--- Stored records ---

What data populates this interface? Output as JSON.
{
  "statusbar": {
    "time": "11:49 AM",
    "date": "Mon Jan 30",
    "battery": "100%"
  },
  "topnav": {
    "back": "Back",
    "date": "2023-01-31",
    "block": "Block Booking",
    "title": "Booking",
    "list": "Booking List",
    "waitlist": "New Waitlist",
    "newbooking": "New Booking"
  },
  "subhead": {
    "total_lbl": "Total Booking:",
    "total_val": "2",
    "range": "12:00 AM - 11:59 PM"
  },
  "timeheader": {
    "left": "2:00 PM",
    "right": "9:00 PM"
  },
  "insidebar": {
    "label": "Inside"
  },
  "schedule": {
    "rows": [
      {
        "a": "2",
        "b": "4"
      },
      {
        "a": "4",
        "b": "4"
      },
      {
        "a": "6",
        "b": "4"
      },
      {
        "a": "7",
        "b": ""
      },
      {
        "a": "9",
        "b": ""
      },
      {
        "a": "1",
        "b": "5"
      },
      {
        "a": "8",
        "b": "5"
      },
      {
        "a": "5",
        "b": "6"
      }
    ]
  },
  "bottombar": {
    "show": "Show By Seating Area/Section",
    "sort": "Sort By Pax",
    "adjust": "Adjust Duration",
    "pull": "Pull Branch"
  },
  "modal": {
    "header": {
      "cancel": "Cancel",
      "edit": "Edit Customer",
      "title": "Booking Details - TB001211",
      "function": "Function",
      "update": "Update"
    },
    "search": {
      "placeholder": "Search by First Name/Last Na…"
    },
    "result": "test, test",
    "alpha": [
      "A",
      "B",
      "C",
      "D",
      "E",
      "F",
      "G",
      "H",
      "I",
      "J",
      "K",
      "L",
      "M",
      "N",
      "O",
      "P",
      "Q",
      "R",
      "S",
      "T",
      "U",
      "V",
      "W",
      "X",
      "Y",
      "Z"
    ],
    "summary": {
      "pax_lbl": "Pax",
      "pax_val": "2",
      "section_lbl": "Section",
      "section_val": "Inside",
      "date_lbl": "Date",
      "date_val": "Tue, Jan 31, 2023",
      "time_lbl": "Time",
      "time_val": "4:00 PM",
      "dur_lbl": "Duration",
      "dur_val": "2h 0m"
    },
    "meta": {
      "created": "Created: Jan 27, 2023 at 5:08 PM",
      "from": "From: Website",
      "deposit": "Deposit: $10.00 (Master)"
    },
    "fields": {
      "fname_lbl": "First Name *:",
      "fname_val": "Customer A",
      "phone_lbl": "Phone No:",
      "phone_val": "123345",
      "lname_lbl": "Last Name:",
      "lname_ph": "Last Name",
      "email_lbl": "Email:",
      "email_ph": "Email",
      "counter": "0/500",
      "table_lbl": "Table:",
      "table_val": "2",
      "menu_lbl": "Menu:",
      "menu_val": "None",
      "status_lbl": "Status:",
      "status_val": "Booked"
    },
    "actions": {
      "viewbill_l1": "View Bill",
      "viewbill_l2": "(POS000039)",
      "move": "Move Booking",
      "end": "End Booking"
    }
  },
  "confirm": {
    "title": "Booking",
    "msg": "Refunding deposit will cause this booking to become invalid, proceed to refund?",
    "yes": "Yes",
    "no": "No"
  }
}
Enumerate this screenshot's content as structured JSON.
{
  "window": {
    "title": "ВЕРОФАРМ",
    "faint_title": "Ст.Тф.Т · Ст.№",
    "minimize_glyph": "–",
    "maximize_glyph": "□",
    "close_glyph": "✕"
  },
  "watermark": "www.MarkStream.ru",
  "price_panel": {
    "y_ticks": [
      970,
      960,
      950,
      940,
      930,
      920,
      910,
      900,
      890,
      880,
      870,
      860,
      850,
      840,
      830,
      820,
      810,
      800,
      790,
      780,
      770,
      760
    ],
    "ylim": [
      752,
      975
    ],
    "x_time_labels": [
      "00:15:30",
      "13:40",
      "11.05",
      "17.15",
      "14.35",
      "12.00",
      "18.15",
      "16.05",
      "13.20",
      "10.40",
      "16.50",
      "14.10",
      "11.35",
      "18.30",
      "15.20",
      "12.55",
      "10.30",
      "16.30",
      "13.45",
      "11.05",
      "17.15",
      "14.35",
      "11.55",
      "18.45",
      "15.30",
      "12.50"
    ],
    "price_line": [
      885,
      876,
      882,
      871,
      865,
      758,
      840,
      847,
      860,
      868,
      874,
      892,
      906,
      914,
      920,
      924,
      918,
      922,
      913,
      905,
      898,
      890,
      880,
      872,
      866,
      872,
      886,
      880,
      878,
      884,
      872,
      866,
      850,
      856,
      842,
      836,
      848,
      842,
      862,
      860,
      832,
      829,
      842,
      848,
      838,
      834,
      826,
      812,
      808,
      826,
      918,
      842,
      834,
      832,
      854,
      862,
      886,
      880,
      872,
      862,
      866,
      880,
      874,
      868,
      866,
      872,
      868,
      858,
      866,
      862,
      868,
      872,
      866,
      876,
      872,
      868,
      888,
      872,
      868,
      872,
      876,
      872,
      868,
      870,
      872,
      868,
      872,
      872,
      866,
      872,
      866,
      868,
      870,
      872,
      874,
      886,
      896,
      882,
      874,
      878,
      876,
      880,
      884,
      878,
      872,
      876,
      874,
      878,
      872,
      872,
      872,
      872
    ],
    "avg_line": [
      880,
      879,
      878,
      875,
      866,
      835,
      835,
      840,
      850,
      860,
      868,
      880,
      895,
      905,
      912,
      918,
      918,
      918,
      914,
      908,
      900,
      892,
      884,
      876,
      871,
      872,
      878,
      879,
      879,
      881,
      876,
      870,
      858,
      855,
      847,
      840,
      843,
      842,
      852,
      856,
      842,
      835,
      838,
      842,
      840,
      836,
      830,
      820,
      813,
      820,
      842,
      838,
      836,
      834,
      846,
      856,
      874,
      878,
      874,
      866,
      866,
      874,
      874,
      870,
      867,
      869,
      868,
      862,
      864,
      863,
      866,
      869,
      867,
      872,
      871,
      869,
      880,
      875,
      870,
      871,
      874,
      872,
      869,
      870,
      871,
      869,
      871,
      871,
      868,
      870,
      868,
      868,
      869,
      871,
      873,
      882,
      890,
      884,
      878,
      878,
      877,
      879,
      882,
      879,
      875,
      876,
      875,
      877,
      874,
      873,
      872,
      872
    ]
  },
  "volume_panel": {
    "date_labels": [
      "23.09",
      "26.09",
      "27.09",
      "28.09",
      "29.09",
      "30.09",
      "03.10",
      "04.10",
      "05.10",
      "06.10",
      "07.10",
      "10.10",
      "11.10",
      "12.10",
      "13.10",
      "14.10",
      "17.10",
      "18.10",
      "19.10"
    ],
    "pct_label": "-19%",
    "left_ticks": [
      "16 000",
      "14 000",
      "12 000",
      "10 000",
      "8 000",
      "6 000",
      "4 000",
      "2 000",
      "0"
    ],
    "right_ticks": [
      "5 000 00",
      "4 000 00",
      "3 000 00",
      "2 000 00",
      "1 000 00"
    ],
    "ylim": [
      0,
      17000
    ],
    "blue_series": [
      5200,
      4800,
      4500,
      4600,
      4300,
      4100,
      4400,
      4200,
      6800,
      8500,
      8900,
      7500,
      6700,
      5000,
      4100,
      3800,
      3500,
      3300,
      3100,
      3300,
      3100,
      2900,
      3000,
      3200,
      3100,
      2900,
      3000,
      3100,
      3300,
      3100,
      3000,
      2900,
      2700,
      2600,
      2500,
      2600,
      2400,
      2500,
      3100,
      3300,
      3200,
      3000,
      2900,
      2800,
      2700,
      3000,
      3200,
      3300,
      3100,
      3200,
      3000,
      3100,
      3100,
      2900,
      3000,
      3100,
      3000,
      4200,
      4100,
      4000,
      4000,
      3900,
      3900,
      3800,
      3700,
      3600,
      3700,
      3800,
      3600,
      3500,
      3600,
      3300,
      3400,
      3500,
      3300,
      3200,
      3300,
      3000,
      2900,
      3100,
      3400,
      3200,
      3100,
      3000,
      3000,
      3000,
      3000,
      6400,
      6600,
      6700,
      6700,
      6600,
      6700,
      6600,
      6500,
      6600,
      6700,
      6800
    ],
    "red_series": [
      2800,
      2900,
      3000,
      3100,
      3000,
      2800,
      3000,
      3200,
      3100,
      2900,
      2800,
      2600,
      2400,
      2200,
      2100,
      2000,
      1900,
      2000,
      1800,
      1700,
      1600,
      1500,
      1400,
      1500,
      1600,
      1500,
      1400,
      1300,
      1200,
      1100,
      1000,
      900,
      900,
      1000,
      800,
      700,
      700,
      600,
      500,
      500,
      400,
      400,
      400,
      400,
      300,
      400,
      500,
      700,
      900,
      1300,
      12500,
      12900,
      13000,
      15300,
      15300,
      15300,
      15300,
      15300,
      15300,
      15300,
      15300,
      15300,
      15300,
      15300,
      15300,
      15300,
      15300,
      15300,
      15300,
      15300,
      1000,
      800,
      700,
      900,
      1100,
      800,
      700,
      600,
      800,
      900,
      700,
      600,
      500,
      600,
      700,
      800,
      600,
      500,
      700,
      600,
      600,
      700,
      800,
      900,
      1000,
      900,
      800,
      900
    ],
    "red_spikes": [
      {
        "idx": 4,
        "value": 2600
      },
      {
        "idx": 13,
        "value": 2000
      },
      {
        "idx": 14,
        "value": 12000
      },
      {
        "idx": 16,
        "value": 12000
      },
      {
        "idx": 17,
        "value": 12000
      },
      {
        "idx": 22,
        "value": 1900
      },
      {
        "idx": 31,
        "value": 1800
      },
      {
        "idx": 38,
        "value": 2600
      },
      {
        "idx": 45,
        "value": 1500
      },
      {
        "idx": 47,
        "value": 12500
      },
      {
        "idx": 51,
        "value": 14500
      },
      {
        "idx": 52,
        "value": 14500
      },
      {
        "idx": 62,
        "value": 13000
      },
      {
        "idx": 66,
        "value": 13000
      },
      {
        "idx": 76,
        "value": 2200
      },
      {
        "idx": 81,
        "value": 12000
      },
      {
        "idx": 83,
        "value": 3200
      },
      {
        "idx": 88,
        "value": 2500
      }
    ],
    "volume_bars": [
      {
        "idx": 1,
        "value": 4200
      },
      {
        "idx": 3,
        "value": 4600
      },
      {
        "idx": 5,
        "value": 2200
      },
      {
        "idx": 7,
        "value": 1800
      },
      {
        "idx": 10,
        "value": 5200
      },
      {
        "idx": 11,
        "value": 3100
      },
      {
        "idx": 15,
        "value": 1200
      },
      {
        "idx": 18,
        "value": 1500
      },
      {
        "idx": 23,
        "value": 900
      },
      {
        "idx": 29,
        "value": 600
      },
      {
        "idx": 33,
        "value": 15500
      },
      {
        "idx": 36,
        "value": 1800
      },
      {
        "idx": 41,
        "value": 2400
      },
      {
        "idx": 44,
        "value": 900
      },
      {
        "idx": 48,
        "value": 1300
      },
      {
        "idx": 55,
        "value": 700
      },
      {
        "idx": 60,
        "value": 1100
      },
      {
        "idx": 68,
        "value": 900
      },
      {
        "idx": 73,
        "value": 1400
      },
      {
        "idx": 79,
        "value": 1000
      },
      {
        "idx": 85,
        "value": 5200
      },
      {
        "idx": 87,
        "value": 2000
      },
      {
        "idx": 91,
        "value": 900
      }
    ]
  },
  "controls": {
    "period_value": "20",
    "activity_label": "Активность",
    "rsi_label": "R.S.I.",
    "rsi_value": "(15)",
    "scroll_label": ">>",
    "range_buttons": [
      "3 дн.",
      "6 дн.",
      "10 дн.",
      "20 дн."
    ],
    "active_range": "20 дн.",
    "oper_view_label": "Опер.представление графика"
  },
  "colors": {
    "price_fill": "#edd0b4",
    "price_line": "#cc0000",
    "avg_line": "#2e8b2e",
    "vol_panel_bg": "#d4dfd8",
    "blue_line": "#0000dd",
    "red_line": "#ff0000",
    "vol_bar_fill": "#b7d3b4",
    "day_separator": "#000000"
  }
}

---

# [Work required]
Gather all lines with the string "deposit" from the data.

# [The output]
      "deposit": "Deposit: $10.00 (Master)"
    "msg": "Refunding deposit will cause this booking to become invalid, proceed to refund?",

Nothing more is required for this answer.